■ **EXERCISE**
Please copy every line from the following entries in which the word "expression" appears.

•••

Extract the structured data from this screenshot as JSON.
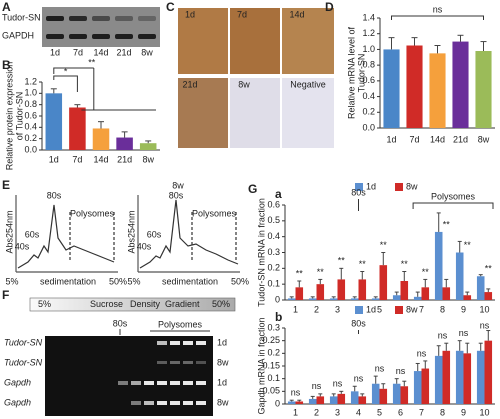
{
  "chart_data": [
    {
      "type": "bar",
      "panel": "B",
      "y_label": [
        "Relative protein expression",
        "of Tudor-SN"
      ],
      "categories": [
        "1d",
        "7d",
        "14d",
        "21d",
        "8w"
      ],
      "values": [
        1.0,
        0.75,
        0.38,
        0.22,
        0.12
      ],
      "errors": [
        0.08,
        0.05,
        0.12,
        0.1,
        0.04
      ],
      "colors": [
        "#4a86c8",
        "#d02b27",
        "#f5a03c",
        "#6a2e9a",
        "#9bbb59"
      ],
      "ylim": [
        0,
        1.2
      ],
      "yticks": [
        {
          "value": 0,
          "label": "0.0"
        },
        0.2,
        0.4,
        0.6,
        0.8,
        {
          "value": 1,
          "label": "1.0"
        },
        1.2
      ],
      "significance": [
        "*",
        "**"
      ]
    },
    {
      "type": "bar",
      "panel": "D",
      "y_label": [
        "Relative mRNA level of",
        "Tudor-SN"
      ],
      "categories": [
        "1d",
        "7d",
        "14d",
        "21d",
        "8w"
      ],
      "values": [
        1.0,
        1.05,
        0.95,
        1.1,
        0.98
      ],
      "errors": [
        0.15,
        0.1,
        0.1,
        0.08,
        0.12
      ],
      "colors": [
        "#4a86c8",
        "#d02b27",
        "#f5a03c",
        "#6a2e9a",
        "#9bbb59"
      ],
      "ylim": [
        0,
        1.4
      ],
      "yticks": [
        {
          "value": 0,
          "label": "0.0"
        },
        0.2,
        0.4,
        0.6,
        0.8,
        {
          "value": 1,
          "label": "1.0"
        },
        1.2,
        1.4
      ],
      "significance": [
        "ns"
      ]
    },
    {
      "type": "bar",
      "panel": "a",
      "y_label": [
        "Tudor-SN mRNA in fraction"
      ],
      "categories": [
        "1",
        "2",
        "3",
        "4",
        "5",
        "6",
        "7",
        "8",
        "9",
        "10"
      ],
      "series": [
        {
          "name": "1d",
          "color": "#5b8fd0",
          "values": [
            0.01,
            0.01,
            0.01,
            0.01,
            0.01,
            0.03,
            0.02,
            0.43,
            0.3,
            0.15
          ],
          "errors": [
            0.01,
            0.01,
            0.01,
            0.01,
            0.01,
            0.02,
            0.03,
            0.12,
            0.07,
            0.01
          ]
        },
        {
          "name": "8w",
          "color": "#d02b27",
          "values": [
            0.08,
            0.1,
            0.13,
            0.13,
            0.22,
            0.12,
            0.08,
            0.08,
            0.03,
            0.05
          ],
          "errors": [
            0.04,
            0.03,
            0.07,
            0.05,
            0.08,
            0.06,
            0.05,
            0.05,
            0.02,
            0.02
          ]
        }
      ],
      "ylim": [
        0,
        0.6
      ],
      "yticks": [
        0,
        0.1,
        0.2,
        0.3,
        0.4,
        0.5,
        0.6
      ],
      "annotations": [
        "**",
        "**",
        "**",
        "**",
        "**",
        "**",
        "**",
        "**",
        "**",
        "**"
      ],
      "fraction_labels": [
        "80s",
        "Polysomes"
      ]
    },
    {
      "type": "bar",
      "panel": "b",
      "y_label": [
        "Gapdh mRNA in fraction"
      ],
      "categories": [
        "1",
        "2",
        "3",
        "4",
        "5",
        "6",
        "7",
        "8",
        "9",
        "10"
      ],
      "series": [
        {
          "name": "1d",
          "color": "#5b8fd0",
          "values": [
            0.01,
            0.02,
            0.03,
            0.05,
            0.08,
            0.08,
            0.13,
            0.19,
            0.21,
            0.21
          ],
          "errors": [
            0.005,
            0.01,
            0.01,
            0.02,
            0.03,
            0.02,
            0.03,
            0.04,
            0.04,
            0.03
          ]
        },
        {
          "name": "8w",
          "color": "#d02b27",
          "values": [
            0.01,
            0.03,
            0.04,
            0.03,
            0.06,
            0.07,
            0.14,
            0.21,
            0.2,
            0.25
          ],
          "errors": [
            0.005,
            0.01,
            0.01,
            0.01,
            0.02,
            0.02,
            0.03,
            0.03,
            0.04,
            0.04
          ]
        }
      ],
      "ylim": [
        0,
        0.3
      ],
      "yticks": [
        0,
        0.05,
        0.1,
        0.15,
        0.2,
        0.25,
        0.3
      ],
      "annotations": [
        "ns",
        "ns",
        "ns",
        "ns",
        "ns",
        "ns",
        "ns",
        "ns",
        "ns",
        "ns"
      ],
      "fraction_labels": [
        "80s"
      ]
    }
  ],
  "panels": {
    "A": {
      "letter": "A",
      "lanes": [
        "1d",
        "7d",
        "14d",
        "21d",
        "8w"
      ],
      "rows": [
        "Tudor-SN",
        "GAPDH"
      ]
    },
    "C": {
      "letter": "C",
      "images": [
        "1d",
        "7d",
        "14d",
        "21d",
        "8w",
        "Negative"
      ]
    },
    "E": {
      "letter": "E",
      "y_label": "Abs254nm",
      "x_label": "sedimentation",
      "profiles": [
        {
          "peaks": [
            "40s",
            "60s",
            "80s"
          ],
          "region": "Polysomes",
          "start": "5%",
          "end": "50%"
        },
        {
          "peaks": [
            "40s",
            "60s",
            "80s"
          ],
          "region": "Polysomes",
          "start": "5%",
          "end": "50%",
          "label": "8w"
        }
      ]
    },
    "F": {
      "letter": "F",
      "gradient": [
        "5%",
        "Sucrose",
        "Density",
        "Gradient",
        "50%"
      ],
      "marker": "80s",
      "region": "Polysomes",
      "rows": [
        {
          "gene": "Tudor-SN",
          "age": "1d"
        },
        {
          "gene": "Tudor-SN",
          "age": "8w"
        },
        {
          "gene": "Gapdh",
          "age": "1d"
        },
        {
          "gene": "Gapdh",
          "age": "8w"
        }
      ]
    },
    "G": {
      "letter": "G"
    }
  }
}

•••

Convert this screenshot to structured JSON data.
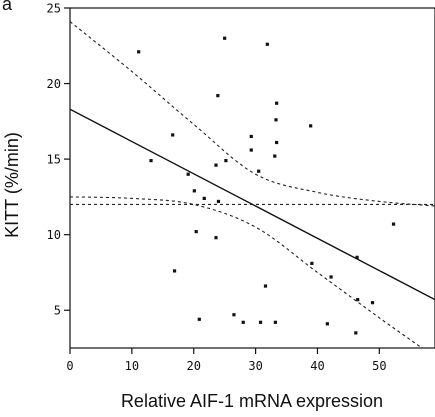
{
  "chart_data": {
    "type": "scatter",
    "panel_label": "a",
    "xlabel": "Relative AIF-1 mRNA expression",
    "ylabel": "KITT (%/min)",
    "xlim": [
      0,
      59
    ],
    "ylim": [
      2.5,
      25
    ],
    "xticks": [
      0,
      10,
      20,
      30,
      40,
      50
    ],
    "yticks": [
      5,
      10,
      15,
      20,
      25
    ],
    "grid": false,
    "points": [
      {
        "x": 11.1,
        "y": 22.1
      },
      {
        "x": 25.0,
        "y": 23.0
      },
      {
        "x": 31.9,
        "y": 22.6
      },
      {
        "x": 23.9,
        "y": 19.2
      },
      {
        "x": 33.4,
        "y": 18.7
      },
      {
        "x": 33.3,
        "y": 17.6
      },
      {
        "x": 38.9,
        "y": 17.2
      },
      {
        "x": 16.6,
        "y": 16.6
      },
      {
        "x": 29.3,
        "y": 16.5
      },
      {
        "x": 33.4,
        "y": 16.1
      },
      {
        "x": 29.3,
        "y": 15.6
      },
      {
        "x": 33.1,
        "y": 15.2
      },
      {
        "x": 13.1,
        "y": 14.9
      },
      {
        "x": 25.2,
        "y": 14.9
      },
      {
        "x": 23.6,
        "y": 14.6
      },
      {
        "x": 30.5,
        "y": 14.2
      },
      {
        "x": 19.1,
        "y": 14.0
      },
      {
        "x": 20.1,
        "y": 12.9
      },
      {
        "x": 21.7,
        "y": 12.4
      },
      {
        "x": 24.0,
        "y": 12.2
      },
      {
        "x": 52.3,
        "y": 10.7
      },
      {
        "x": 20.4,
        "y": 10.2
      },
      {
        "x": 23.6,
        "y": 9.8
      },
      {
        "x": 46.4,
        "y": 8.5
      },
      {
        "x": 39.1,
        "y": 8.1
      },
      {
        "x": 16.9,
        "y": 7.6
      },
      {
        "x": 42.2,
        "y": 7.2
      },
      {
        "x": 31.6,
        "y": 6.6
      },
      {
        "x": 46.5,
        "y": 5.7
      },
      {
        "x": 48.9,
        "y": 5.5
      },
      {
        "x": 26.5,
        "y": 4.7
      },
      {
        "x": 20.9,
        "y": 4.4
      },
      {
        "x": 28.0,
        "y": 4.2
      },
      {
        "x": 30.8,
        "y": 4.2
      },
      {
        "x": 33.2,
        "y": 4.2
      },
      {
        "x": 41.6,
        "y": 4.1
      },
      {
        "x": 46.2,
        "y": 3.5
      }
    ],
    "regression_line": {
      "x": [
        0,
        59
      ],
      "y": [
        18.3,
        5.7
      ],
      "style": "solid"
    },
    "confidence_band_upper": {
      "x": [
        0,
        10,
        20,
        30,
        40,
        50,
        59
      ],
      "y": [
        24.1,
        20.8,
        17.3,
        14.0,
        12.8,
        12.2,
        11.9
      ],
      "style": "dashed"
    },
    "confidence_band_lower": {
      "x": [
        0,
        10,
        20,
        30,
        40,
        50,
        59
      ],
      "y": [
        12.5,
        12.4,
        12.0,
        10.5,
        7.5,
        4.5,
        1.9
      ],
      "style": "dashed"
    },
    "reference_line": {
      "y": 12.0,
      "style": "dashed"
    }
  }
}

•••

■ **REPLY**
        "Relative protein expression",
    "xlabel": "Relative AIF-1 mRNA expression",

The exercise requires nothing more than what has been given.